▶ [PARTS OF THE EXERCISE]:
1) In the text on prewar Japanese policing, when was the Tokkeitai founded, and which service did it police?
2) Using the text on prewar Japanese policing, state whether each statement agrees with it. Answer yes or no and quote the deciding words.
(a) The Kempeitai was founded in 1881.
(b) The Tokko regulated the content of motion pictures.
(c) Military police lost authority after the Manchurian Incident of 1931.
3) Continue the text on prewar Japanese policing from its last sentence.

After 1911, a separate department, the Special Higher Police (Tokko), was established specifically to deal with political crimes and counter-espionage. Similar to Special Branches in the later Commonwealth of Nations, the Tokko investigated and suppressed potentially subversive ideologies, including anarchism, communism, and socialism, as well as monitoring the growing foreign population within Japan. Its scope gradually increased to include members of shinshūkyō, Christians, pacifists, student activists, liberals, and ultra-rightists. The Tokko also regulated the content of motion pictures, political meetings, and election campaigns.

The military came under the police jurisdiction of the Kempeitai (founded in 1881) for the Imperial Japanese Army and the Tokkeitai (founded in 1942) for the Imperial Japanese Navy, although both military organizations had overlapping jurisdiction over the civilian population.

After the Manchurian Incident of 1931, military police assumed greater authority, leading to friction with their civilian counterparts.

After the start of the Second Sino-Japanese War in 1937, police regulated industry and commerce (to maximize the war effort and to prevent speculation and hoarding), mobilized labor, and controlled transportation.

The Tokyo metropolitan area came under the jurisdiction of the Teikoku Keishichō (帝國警視廳) or Keishichō, which was personally headed by Kawaji from 1874, and from which he could direct the organization of the national police system.

== Operations overseas ==
In the Shanghai International Settlement, the Japanese Consular Police was established and kept under the control of the Japanese consulate in order to apprehend Japanese wanted for crimes committed against the state.

Japan set up civil police services overseas (in Korea, Kwantung Leased Territory, Taiwan, Karafuto, some extraterritorial Japanese dependencies in Shanghai, Beijing and Tianjin before war started on the Chinese mainland).

▶ [EXTRACTED RECORDS]:
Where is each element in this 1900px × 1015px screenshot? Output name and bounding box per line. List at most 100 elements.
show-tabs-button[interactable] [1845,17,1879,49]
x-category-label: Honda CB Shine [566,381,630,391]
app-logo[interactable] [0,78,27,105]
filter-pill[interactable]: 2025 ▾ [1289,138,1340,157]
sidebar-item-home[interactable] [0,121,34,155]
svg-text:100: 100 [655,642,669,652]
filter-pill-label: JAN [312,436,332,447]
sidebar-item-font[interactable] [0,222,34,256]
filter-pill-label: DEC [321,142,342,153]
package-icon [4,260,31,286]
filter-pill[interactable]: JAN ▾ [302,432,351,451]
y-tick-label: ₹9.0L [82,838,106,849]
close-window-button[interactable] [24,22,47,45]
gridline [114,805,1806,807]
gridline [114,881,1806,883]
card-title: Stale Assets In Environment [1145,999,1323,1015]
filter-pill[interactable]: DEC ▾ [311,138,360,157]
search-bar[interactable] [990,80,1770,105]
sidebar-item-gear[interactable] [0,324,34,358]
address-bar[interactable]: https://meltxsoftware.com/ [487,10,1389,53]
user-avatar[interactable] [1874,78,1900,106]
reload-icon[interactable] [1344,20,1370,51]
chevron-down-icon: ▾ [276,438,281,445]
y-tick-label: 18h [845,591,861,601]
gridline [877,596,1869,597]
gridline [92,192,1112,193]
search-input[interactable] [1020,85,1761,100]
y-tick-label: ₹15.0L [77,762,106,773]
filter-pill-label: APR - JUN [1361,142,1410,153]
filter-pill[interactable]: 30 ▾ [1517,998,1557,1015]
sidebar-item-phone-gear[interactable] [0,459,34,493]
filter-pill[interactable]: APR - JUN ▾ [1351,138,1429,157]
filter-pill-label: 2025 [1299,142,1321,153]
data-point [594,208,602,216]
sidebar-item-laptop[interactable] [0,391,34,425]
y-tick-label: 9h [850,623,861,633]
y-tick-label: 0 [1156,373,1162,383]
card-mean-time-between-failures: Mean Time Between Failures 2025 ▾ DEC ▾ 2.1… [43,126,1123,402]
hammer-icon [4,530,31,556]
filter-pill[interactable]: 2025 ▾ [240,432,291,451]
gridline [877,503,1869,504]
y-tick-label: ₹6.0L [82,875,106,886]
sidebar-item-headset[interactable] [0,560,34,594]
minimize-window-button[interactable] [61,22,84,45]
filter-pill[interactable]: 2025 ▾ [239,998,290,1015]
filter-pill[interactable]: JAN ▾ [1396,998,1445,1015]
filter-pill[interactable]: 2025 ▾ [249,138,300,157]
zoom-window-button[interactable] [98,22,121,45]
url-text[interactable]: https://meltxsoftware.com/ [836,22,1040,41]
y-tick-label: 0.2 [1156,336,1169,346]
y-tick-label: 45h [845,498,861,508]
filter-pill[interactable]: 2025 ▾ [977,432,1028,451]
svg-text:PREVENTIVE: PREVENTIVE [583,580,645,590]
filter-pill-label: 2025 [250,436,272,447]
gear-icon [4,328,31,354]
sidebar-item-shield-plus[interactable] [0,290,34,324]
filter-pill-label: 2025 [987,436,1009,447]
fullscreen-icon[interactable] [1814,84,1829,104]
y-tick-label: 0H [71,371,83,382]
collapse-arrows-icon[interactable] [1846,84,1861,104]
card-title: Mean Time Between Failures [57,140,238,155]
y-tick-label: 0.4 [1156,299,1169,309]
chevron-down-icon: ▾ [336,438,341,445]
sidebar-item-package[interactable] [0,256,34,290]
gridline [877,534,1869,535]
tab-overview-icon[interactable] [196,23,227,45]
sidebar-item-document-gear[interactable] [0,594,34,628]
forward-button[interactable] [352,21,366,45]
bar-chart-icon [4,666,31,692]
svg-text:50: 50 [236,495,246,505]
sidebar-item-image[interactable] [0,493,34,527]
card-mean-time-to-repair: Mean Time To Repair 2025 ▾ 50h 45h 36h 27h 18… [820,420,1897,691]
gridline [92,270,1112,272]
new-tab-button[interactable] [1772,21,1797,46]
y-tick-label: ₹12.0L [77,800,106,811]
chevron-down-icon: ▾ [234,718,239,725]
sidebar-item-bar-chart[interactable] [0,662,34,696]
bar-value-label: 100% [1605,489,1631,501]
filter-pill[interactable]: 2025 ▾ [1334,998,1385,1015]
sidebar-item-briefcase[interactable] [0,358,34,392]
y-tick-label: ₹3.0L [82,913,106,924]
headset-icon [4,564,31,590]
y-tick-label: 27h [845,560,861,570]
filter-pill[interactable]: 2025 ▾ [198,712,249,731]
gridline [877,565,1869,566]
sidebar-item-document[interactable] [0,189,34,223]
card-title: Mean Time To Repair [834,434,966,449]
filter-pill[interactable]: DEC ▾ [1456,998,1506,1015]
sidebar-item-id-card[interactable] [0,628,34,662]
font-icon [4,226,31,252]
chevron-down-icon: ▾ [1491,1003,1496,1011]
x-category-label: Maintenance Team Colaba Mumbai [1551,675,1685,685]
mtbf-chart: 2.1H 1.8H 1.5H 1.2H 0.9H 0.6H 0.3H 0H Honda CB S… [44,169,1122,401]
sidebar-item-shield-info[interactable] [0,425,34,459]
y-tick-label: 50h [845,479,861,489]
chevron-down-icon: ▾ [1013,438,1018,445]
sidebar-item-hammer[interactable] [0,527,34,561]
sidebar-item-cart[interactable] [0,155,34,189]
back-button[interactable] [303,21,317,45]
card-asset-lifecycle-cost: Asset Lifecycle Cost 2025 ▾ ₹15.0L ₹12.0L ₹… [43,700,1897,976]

▶ [REPLIES]:
1) It was founded in 1942 and policed the Imperial Japanese Navy.

2)
(a) Yes: "the Kempeitai (founded in 1881)"
(b) Yes: "The Tokko also regulated the content of motion pictures, political meetings, and election campaigns."
(c) No: "military police assumed greater authority, leading to friction with their civilian counterparts"

3)
From the 1930s period to the Pacific War of 1941-1945, other similar but "native" civil police-services operated in Manchukuo, Mengjiang and the Nanjing Nationalist Government.

The police and security services in the South Seas Mandate and occupied Pacific areas were the charge of the Tokeitai.

== Equipment ==
At the beginning of modern police systems, only senior officers were permitted to wear a sword, so most constables had only a baton. Then, in 1882, all officers started to be issued a sabre.

Only some elite detectives, bodyguards, or SWAT units such as the Special Security Unit of the TMPD were issued pistols. FN Model 1910 or Colt Model 1903 were used for open-carry uses, and FN M1905 or Colt Model 1908 Vest Pocket for concealed carry uses.

And in the border area like Karafuto Prefecture and Korea, there were some armed police units with military small arms.

== Controversies ==
The vague wording of the 1925 Peace Preservation Law gave all police organizations wide scope for interpretation of what constituted "criminal activity".

Under the guise of "maintenance of order", the police exercised broad powers of surveillance and arrest. Lack of accountability and a tradition of "guilty until proven innocent" led to many of the brutalities carried out by the police forces.

In rural areas especially, the police had great authority and were accorded the same mixture of fear and respect as the village head.

The increasing involvement of the police in political affairs was one of the foundations of the authoritarian state in Japan in the first half of the twentieth century.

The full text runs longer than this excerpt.